__Entries shown__:
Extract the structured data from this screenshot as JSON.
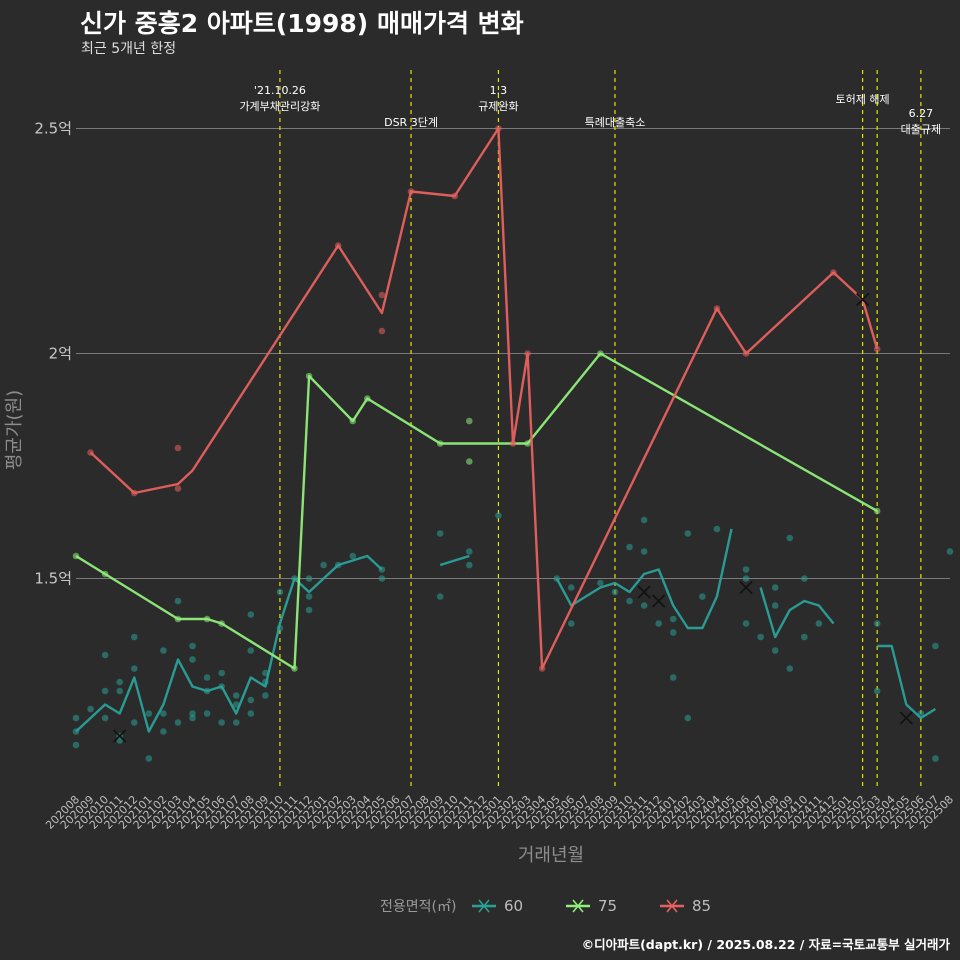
{
  "title": "신가 중흥2 아파트(1998) 매매가격 변화",
  "subtitle": "최근 5개년 한정",
  "caption": "©디아파트(dapt.kr) / 2025.08.22 / 자료=국토교통부 실거래가",
  "chart_data": {
    "type": "line",
    "title": "신가 중흥2 아파트(1998) 매매가격 변화",
    "subtitle": "최근 5개년 한정",
    "xlabel": "거래년월",
    "ylabel": "평균가(원)",
    "categories": [
      "202008",
      "202009",
      "202010",
      "202011",
      "202012",
      "202101",
      "202102",
      "202103",
      "202104",
      "202105",
      "202106",
      "202107",
      "202108",
      "202109",
      "202110",
      "202111",
      "202112",
      "202201",
      "202202",
      "202203",
      "202204",
      "202205",
      "202206",
      "202207",
      "202208",
      "202209",
      "202210",
      "202211",
      "202212",
      "202301",
      "202302",
      "202303",
      "202304",
      "202305",
      "202306",
      "202307",
      "202308",
      "202309",
      "202310",
      "202311",
      "202312",
      "202401",
      "202402",
      "202403",
      "202404",
      "202405",
      "202406",
      "202407",
      "202408",
      "202409",
      "202410",
      "202411",
      "202412",
      "202501",
      "202502",
      "202503",
      "202504",
      "202505",
      "202506",
      "202507",
      "202508"
    ],
    "yticks": [
      1.5,
      2.0,
      2.5
    ],
    "ytick_labels": [
      "1.5억",
      "2억",
      "2.5억"
    ],
    "ylim": [
      1.03,
      2.63
    ],
    "ylim_unit": "억",
    "legend_title": "전용면적(㎡)",
    "legend_position": "bottom",
    "grid": "horizontal major lines",
    "series": [
      {
        "name": "60",
        "color": "#2aa198",
        "segments": [
          [
            [
              "202008",
              1.16
            ],
            [
              "202009",
              1.19
            ],
            [
              "202010",
              1.22
            ],
            [
              "202011",
              1.2
            ],
            [
              "202012",
              1.28
            ],
            [
              "202101",
              1.16
            ],
            [
              "202102",
              1.22
            ],
            [
              "202103",
              1.32
            ],
            [
              "202104",
              1.26
            ],
            [
              "202105",
              1.25
            ],
            [
              "202106",
              1.26
            ],
            [
              "202107",
              1.2
            ],
            [
              "202108",
              1.28
            ],
            [
              "202109",
              1.26
            ],
            [
              "202110",
              1.4
            ],
            [
              "202111",
              1.5
            ],
            [
              "202112",
              1.47
            ],
            [
              "202201",
              1.5
            ],
            [
              "202202",
              1.53
            ],
            [
              "202203",
              1.54
            ],
            [
              "202204",
              1.55
            ],
            [
              "202205",
              1.52
            ]
          ],
          [
            [
              "202209",
              1.53
            ],
            [
              "202210",
              1.54
            ],
            [
              "202211",
              1.55
            ]
          ],
          [
            [
              "202305",
              1.5
            ],
            [
              "202306",
              1.44
            ],
            [
              "202307",
              1.46
            ],
            [
              "202308",
              1.48
            ],
            [
              "202309",
              1.49
            ],
            [
              "202310",
              1.47
            ],
            [
              "202311",
              1.51
            ],
            [
              "202312",
              1.52
            ],
            [
              "202401",
              1.44
            ],
            [
              "202402",
              1.39
            ],
            [
              "202403",
              1.39
            ],
            [
              "202404",
              1.46
            ],
            [
              "202405",
              1.61
            ]
          ],
          [
            [
              "202407",
              1.48
            ],
            [
              "202408",
              1.37
            ],
            [
              "202409",
              1.43
            ],
            [
              "202410",
              1.45
            ],
            [
              "202411",
              1.44
            ],
            [
              "202412",
              1.4
            ]
          ],
          [
            [
              "202503",
              1.35
            ],
            [
              "202504",
              1.35
            ],
            [
              "202505",
              1.22
            ],
            [
              "202506",
              1.19
            ],
            [
              "202507",
              1.21
            ]
          ]
        ],
        "points": [
          [
            "202008",
            1.16
          ],
          [
            "202008",
            1.13
          ],
          [
            "202008",
            1.19
          ],
          [
            "202009",
            1.21
          ],
          [
            "202010",
            1.25
          ],
          [
            "202010",
            1.19
          ],
          [
            "202010",
            1.33
          ],
          [
            "202011",
            1.14
          ],
          [
            "202011",
            1.15
          ],
          [
            "202011",
            1.27
          ],
          [
            "202011",
            1.25
          ],
          [
            "202012",
            1.37
          ],
          [
            "202012",
            1.3
          ],
          [
            "202012",
            1.18
          ],
          [
            "202101",
            1.2
          ],
          [
            "202101",
            1.1
          ],
          [
            "202102",
            1.16
          ],
          [
            "202102",
            1.34
          ],
          [
            "202102",
            1.2
          ],
          [
            "202103",
            1.45
          ],
          [
            "202103",
            1.18
          ],
          [
            "202104",
            1.35
          ],
          [
            "202104",
            1.32
          ],
          [
            "202104",
            1.19
          ],
          [
            "202104",
            1.2
          ],
          [
            "202105",
            1.28
          ],
          [
            "202105",
            1.25
          ],
          [
            "202105",
            1.2
          ],
          [
            "202106",
            1.29
          ],
          [
            "202106",
            1.26
          ],
          [
            "202106",
            1.18
          ],
          [
            "202107",
            1.22
          ],
          [
            "202107",
            1.18
          ],
          [
            "202107",
            1.24
          ],
          [
            "202108",
            1.34
          ],
          [
            "202108",
            1.42
          ],
          [
            "202108",
            1.2
          ],
          [
            "202108",
            1.23
          ],
          [
            "202109",
            1.27
          ],
          [
            "202109",
            1.29
          ],
          [
            "202109",
            1.24
          ],
          [
            "202110",
            1.47
          ],
          [
            "202110",
            1.39
          ],
          [
            "202111",
            1.5
          ],
          [
            "202112",
            1.43
          ],
          [
            "202112",
            1.46
          ],
          [
            "202112",
            1.5
          ],
          [
            "202201",
            1.53
          ],
          [
            "202202",
            1.53
          ],
          [
            "202203",
            1.55
          ],
          [
            "202205",
            1.52
          ],
          [
            "202205",
            1.5
          ],
          [
            "202209",
            1.6
          ],
          [
            "202209",
            1.46
          ],
          [
            "202211",
            1.56
          ],
          [
            "202211",
            1.53
          ],
          [
            "202301",
            1.64
          ],
          [
            "202305",
            1.5
          ],
          [
            "202306",
            1.4
          ],
          [
            "202306",
            1.48
          ],
          [
            "202308",
            1.49
          ],
          [
            "202309",
            1.47
          ],
          [
            "202310",
            1.57
          ],
          [
            "202310",
            1.45
          ],
          [
            "202311",
            1.63
          ],
          [
            "202311",
            1.56
          ],
          [
            "202311",
            1.44
          ],
          [
            "202312",
            1.4
          ],
          [
            "202401",
            1.28
          ],
          [
            "202401",
            1.41
          ],
          [
            "202401",
            1.38
          ],
          [
            "202402",
            1.6
          ],
          [
            "202402",
            1.19
          ],
          [
            "202403",
            1.46
          ],
          [
            "202404",
            1.61
          ],
          [
            "202406",
            1.52
          ],
          [
            "202406",
            1.4
          ],
          [
            "202406",
            1.5
          ],
          [
            "202407",
            1.37
          ],
          [
            "202408",
            1.44
          ],
          [
            "202408",
            1.34
          ],
          [
            "202408",
            1.48
          ],
          [
            "202409",
            1.3
          ],
          [
            "202409",
            1.59
          ],
          [
            "202410",
            1.5
          ],
          [
            "202410",
            1.37
          ],
          [
            "202411",
            1.4
          ],
          [
            "202503",
            1.4
          ],
          [
            "202503",
            1.25
          ],
          [
            "202506",
            1.2
          ],
          [
            "202507",
            1.35
          ],
          [
            "202507",
            1.1
          ],
          [
            "202508",
            1.56
          ]
        ],
        "x_markers": [
          [
            "202011",
            1.15
          ],
          [
            "202311",
            1.47
          ],
          [
            "202312",
            1.45
          ],
          [
            "202406",
            1.48
          ],
          [
            "202505",
            1.19
          ]
        ]
      },
      {
        "name": "75",
        "color": "#90ee7a",
        "segments": [
          [
            [
              "202008",
              1.55
            ],
            [
              "202010",
              1.51
            ],
            [
              "202103",
              1.41
            ],
            [
              "202105",
              1.41
            ],
            [
              "202106",
              1.4
            ],
            [
              "202111",
              1.3
            ],
            [
              "202112",
              1.95
            ],
            [
              "202203",
              1.85
            ],
            [
              "202204",
              1.9
            ],
            [
              "202209",
              1.8
            ],
            [
              "202211",
              1.8
            ],
            [
              "202303",
              1.8
            ],
            [
              "202308",
              2.0
            ],
            [
              "202503",
              1.65
            ]
          ]
        ],
        "points": [
          [
            "202008",
            1.55
          ],
          [
            "202010",
            1.51
          ],
          [
            "202103",
            1.41
          ],
          [
            "202105",
            1.41
          ],
          [
            "202106",
            1.4
          ],
          [
            "202111",
            1.3
          ],
          [
            "202112",
            1.95
          ],
          [
            "202203",
            1.85
          ],
          [
            "202204",
            1.9
          ],
          [
            "202209",
            1.8
          ],
          [
            "202211",
            1.85
          ],
          [
            "202211",
            1.76
          ],
          [
            "202303",
            1.8
          ],
          [
            "202308",
            2.0
          ],
          [
            "202503",
            1.65
          ]
        ],
        "x_markers": []
      },
      {
        "name": "85",
        "color": "#e8615f",
        "segments": [
          [
            [
              "202009",
              1.78
            ],
            [
              "202012",
              1.69
            ],
            [
              "202103",
              1.71
            ],
            [
              "202104",
              1.74
            ],
            [
              "202202",
              2.24
            ],
            [
              "202205",
              2.09
            ],
            [
              "202207",
              2.36
            ],
            [
              "202210",
              2.35
            ],
            [
              "202301",
              2.5
            ],
            [
              "202302",
              1.8
            ],
            [
              "202303",
              2.0
            ],
            [
              "202304",
              1.3
            ],
            [
              "202404",
              2.1
            ],
            [
              "202406",
              2.0
            ],
            [
              "202412",
              2.18
            ],
            [
              "202502",
              2.12
            ],
            [
              "202503",
              2.01
            ]
          ]
        ],
        "points": [
          [
            "202009",
            1.78
          ],
          [
            "202012",
            1.69
          ],
          [
            "202103",
            1.79
          ],
          [
            "202103",
            1.7
          ],
          [
            "202202",
            2.24
          ],
          [
            "202205",
            2.13
          ],
          [
            "202205",
            2.05
          ],
          [
            "202207",
            2.36
          ],
          [
            "202210",
            2.35
          ],
          [
            "202301",
            2.5
          ],
          [
            "202302",
            1.8
          ],
          [
            "202303",
            2.0
          ],
          [
            "202304",
            1.3
          ],
          [
            "202404",
            2.1
          ],
          [
            "202406",
            2.0
          ],
          [
            "202412",
            2.18
          ],
          [
            "202503",
            2.01
          ]
        ],
        "x_markers": [
          [
            "202502",
            2.12
          ]
        ]
      }
    ],
    "events": [
      {
        "x": "202110",
        "lines": [
          "'21.10.26",
          "가계부채관리강화"
        ],
        "position": "top"
      },
      {
        "x": "202207",
        "lines": [
          "DSR 3단계"
        ],
        "position": "low"
      },
      {
        "x": "202301",
        "lines": [
          "1.3",
          "규제완화"
        ],
        "position": "top"
      },
      {
        "x": "202309",
        "lines": [
          "특례대출축소"
        ],
        "position": "low"
      },
      {
        "x": "202502",
        "lines": [
          "토허제 해제"
        ],
        "position": "mid"
      },
      {
        "x": "202503",
        "lines": [],
        "position": "none"
      },
      {
        "x": "202506",
        "lines": [
          "6.27",
          "대출규제"
        ],
        "position": "bottom"
      }
    ]
  }
}
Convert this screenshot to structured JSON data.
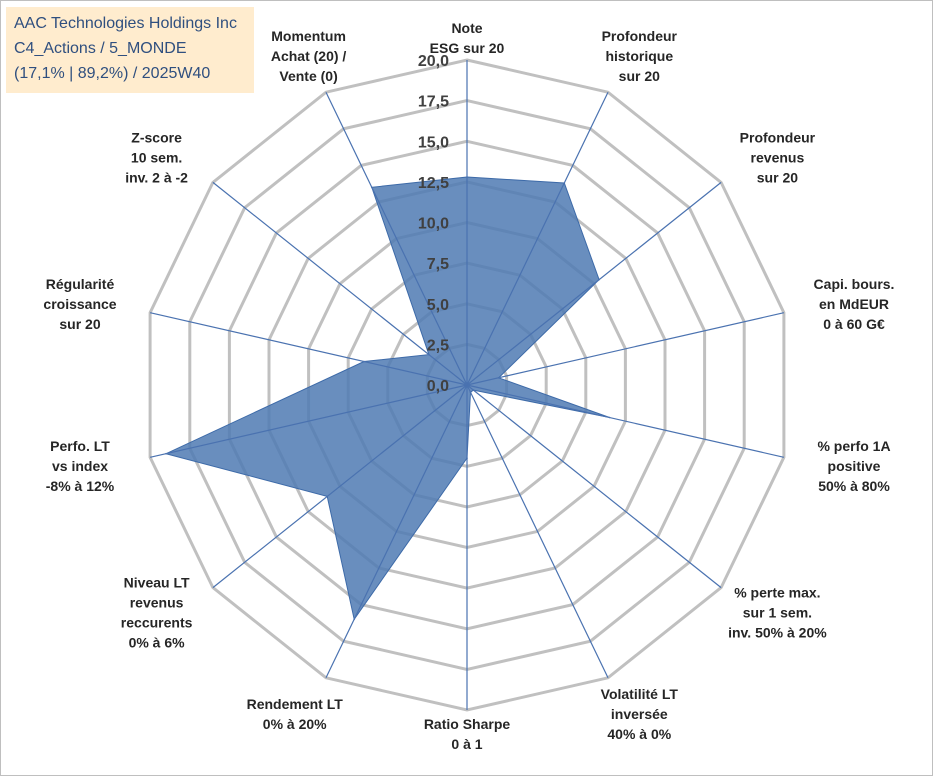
{
  "info": {
    "company": "AAC Technologies Holdings Inc",
    "portfolio": "C4_Actions / 5_MONDE",
    "stats": "(17,1% | 89,2%) / 2025W40"
  },
  "chart_data": {
    "type": "radar",
    "title": "",
    "rmin": 0,
    "rmax": 20,
    "tick_values": [
      0,
      2.5,
      5,
      7.5,
      10,
      12.5,
      15,
      17.5,
      20
    ],
    "tick_labels": [
      "0,0",
      "2,5",
      "5,0",
      "7,5",
      "10,0",
      "12,5",
      "15,0",
      "17,5",
      "20,0"
    ],
    "axes": [
      {
        "lines": [
          "Note",
          "ESG sur 20"
        ]
      },
      {
        "lines": [
          "Profondeur",
          "historique",
          "sur 20"
        ]
      },
      {
        "lines": [
          "Profondeur",
          "revenus",
          "sur 20"
        ]
      },
      {
        "lines": [
          "Capi. bours.",
          "en MdEUR",
          "0 à 60 G€"
        ]
      },
      {
        "lines": [
          "% perfo 1A",
          "positive",
          "50% à 80%"
        ]
      },
      {
        "lines": [
          "% perte max.",
          "sur 1 sem.",
          "inv. 50% à 20%"
        ]
      },
      {
        "lines": [
          "Volatilité LT",
          "inversée",
          "40% à 0%"
        ]
      },
      {
        "lines": [
          "Ratio Sharpe",
          "0 à 1"
        ]
      },
      {
        "lines": [
          "Rendement LT",
          "0% à 20%"
        ]
      },
      {
        "lines": [
          "Niveau LT",
          "revenus",
          "reccurents",
          "0% à 6%"
        ]
      },
      {
        "lines": [
          "Perfo. LT",
          "vs index",
          "-8% à 12%"
        ]
      },
      {
        "lines": [
          "Régularité",
          "croissance",
          "sur 20"
        ]
      },
      {
        "lines": [
          "Z-score",
          "10 sem.",
          "inv. 2 à -2"
        ]
      },
      {
        "lines": [
          "Momentum",
          "Achat (20) /",
          "Vente (0)"
        ]
      }
    ],
    "series": [
      {
        "name": "AAC Technologies Holdings Inc",
        "values": [
          12.8,
          13.8,
          10.4,
          2.0,
          9.0,
          0.5,
          0.5,
          4.5,
          16.0,
          11.0,
          19.0,
          6.5,
          3.0,
          13.5
        ]
      }
    ],
    "colors": {
      "fill": "#4f7ab3",
      "stroke": "#3d6aa8",
      "grid": "#c0c0c0",
      "spoke": "#4a72b0"
    }
  }
}
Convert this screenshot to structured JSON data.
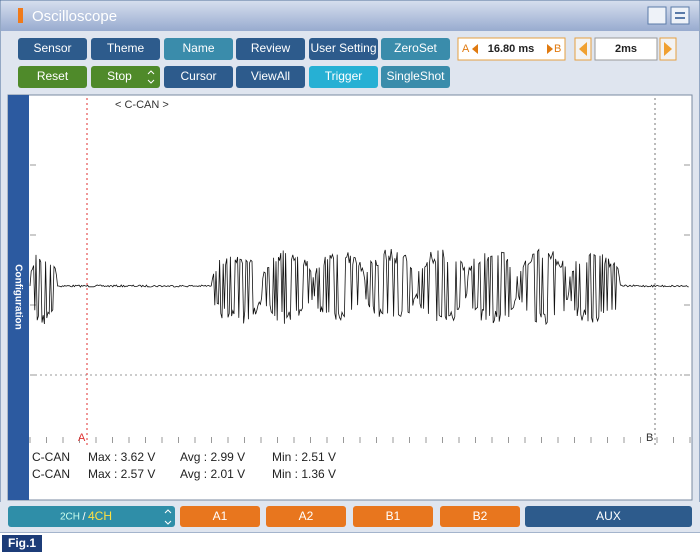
{
  "title": "Oscilloscope",
  "toolbar": {
    "row1": [
      "Sensor",
      "Theme",
      "Name",
      "Review",
      "User Setting",
      "ZeroSet"
    ],
    "row2": [
      "Reset",
      "Stop",
      "Cursor",
      "ViewAll",
      "Trigger",
      "SingleShot"
    ]
  },
  "cursor_time": {
    "left": "A",
    "value": "16.80 ms",
    "right": "B"
  },
  "time_div": "2ms",
  "side_tab": "Configuration",
  "plot": {
    "channel_label": "< C-CAN >",
    "cursor_a": "A",
    "cursor_b": "B"
  },
  "measurements": [
    {
      "channel": "C-CAN",
      "max": "Max  :  3.62 V",
      "avg": "Avg  :  2.99 V",
      "min": "Min  :  2.51 V"
    },
    {
      "channel": "C-CAN",
      "max": "Max  :  2.57 V",
      "avg": "Avg  :  2.01 V",
      "min": "Min  :  1.36 V"
    }
  ],
  "bottom_bar": {
    "ch2": "2CH",
    "sep": "/",
    "ch4": "4CH",
    "buttons": [
      "A1",
      "A2",
      "B1",
      "B2",
      "AUX"
    ]
  },
  "figure_label": "Fig.1"
}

__Written request__:
Say how many lines above contain the string "Technologies". Answer with the number only.

__The response__:
2